Extracted information ▸
—————
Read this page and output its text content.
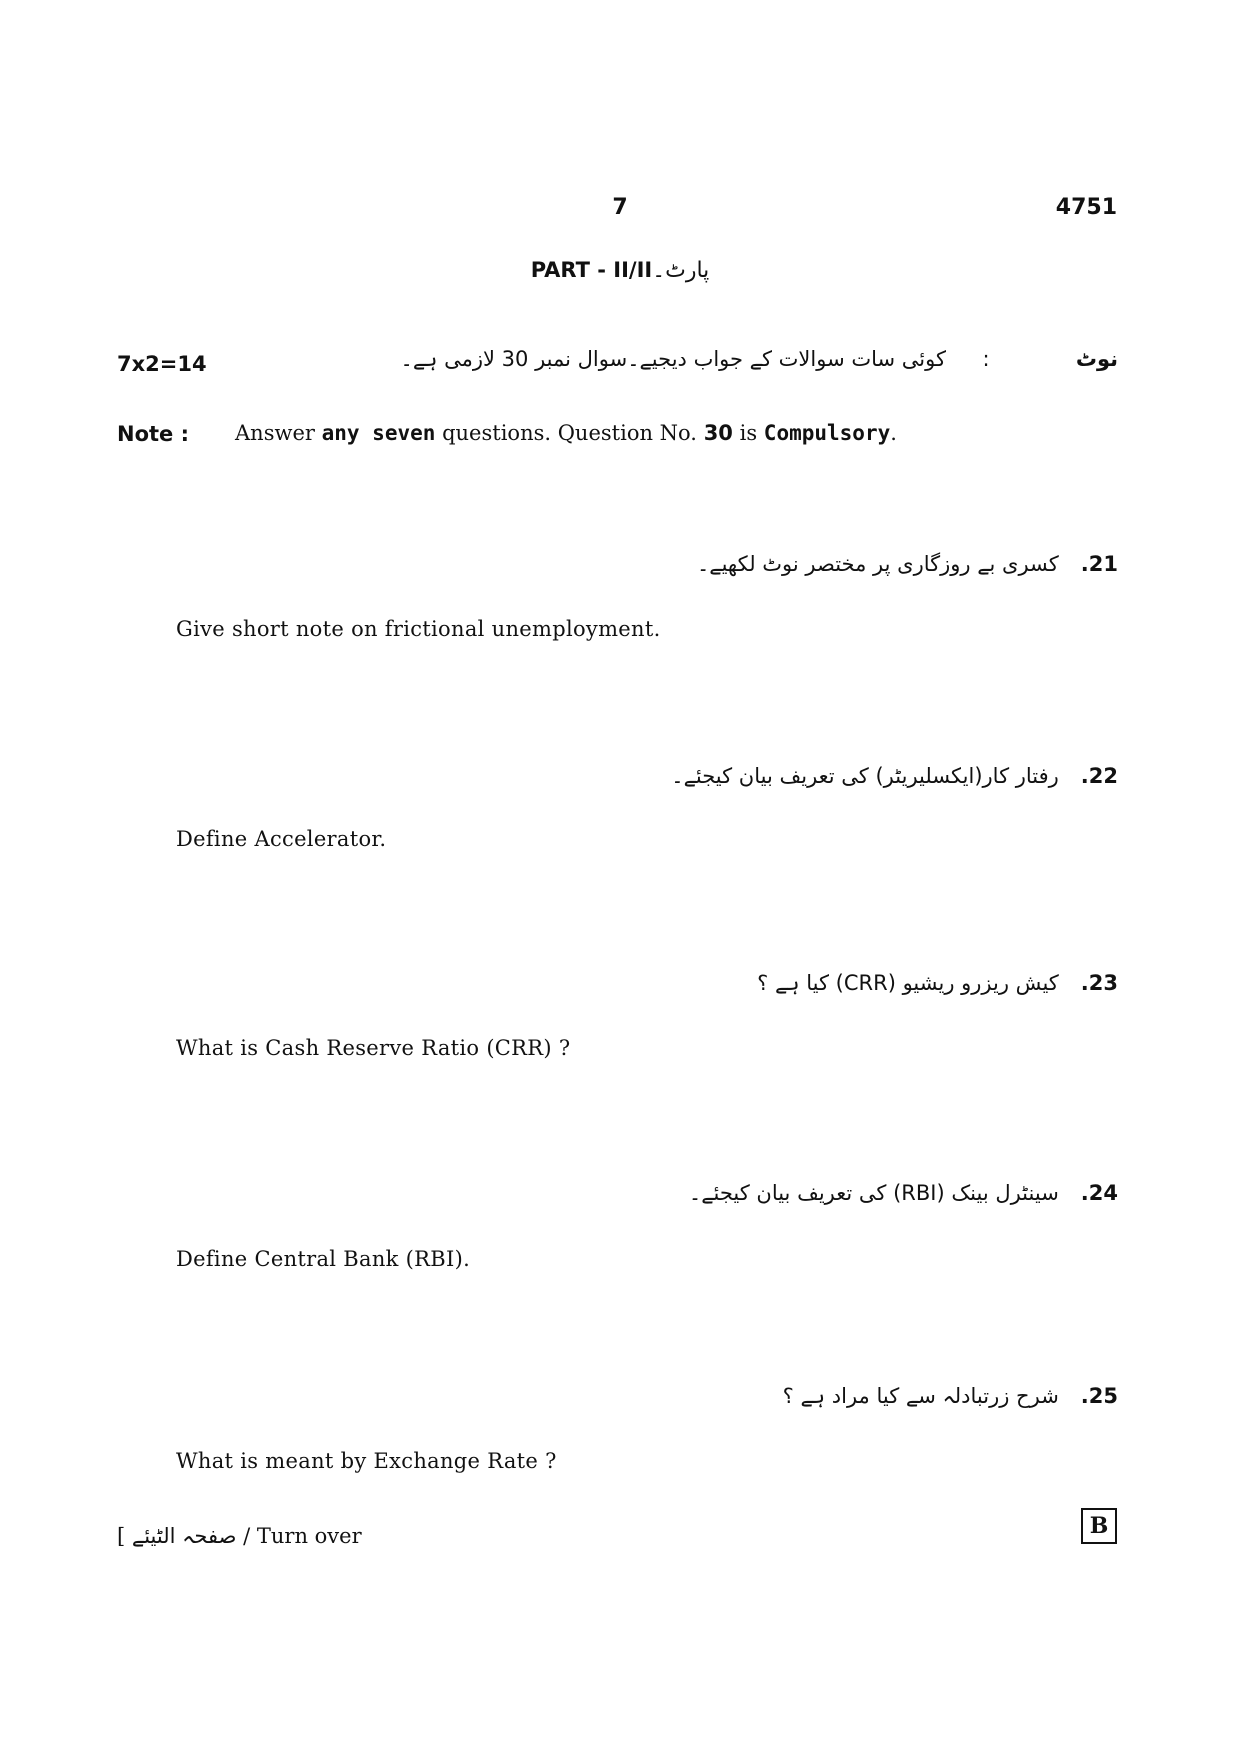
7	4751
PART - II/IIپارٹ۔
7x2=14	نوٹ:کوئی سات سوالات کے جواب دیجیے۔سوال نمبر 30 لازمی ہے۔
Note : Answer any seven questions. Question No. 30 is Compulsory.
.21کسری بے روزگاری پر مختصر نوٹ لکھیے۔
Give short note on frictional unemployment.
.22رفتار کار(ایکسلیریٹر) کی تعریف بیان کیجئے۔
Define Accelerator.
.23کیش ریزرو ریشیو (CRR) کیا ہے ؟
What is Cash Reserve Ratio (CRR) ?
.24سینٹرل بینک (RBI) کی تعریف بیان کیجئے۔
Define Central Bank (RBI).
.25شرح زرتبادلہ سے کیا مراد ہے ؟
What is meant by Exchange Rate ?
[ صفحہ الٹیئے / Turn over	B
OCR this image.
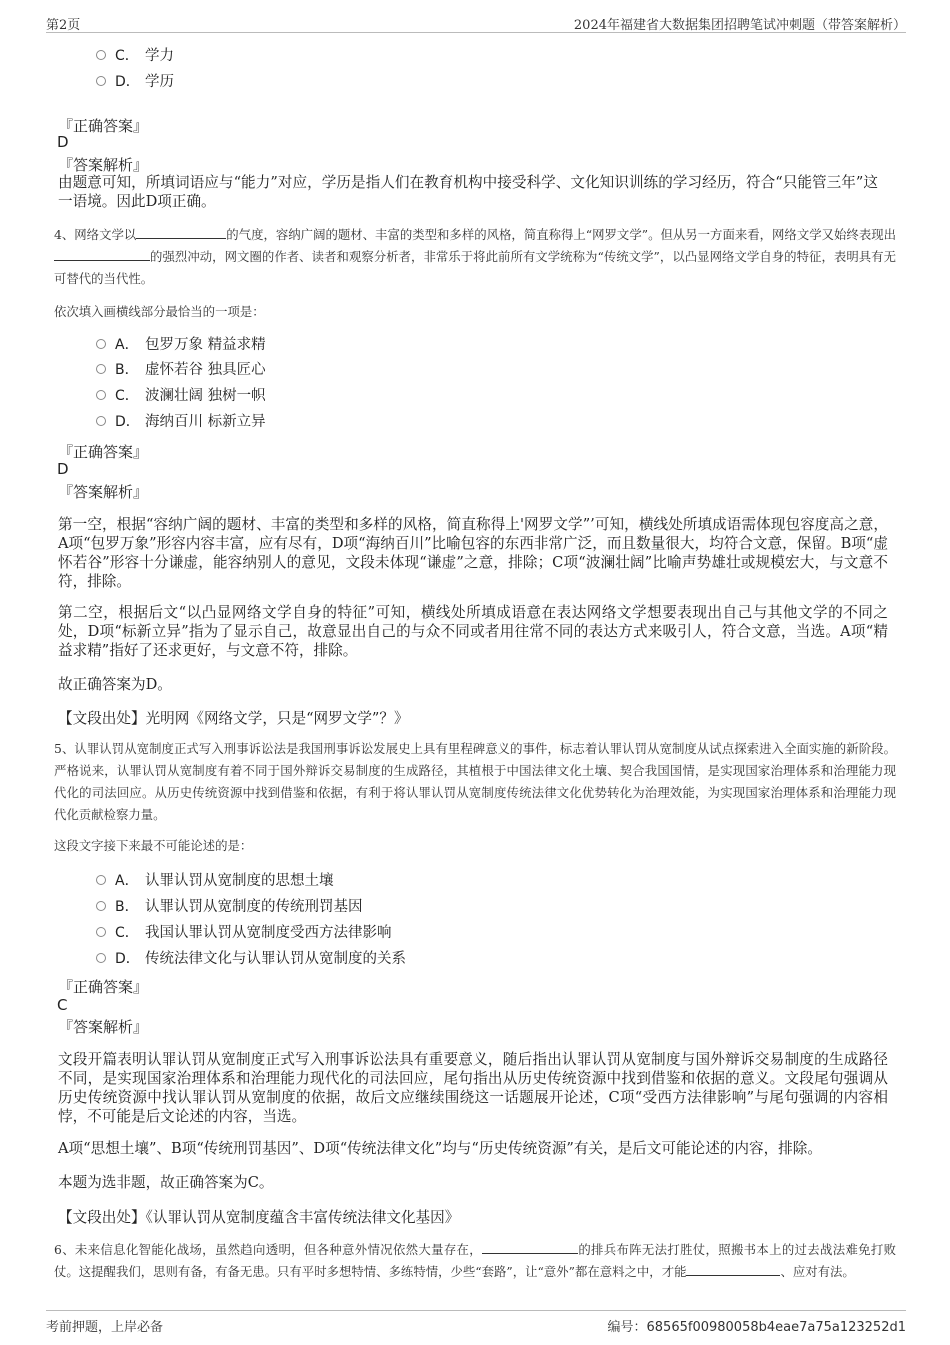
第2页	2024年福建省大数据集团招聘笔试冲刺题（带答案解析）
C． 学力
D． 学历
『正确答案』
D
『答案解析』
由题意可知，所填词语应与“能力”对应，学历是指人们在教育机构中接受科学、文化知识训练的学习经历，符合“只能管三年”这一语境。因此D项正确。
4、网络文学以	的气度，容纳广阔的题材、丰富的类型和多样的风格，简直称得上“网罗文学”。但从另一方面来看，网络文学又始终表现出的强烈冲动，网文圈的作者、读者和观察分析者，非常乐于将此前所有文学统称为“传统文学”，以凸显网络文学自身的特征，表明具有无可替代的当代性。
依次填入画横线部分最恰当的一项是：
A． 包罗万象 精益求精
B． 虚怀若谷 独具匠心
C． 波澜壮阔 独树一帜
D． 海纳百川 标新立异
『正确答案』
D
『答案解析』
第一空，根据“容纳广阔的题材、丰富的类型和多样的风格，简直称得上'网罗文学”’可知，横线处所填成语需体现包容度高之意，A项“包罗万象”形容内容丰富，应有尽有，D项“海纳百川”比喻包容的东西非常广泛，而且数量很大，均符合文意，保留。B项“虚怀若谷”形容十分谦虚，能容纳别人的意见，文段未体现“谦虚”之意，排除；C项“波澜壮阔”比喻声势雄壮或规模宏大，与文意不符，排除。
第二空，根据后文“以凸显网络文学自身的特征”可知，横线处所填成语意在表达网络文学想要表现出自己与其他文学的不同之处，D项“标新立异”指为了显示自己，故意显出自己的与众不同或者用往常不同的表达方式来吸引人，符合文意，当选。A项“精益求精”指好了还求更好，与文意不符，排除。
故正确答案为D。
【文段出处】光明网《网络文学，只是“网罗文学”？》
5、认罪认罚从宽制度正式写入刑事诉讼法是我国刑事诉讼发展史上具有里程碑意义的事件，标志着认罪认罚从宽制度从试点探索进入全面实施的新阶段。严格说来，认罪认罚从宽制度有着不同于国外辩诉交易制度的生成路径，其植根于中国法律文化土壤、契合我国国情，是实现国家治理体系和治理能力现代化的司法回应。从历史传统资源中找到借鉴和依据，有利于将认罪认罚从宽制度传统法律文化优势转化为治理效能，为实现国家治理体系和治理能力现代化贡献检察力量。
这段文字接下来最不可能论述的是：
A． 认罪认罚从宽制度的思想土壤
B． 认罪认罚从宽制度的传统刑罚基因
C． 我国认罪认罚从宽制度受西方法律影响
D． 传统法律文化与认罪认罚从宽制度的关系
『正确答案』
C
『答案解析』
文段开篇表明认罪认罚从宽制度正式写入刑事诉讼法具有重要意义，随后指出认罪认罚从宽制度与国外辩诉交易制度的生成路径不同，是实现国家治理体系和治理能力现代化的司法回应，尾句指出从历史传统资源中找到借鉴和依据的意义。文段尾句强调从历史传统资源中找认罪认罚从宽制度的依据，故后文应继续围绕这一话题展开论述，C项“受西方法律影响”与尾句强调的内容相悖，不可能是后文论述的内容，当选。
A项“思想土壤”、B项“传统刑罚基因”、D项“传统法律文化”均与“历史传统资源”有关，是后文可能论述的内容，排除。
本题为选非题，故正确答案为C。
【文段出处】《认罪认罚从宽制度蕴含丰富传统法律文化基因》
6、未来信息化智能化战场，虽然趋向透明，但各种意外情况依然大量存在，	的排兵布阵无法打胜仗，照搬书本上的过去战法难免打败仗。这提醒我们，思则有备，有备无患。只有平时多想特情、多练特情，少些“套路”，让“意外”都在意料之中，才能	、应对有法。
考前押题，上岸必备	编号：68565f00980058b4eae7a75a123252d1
—————
Reproduce each line holding the word "网罗文学".

4、网络文学以	的气度，容纳广阔的题材、丰富的类型和多样的风格，简直称得上“网罗文学”。但从另一方面来看，网络文学又始终表现出的强烈冲动，网文圈的作者、读者和观察分析者，非常乐于将此前所有文学统称为“传统文学”，以凸显网络文学自身的特征，表明具有无可替代的当代性。
第一空，根据“容纳广阔的题材、丰富的类型和多样的风格，简直称得上'网罗文学”’可知，横线处所填成语需体现包容度高之意，A项“包罗万象”形容内容丰富，应有尽有，D项“海纳百川”比喻包容的东西非常广泛，而且数量很大，均符合文意，保留。B项“虚怀若谷”形容十分谦虚，能容纳别人的意见，文段未体现“谦虚”之意，排除；C项“波澜壮阔”比喻声势雄壮或规模宏大，与文意不符，排除。
【文段出处】光明网《网络文学，只是“网罗文学”？》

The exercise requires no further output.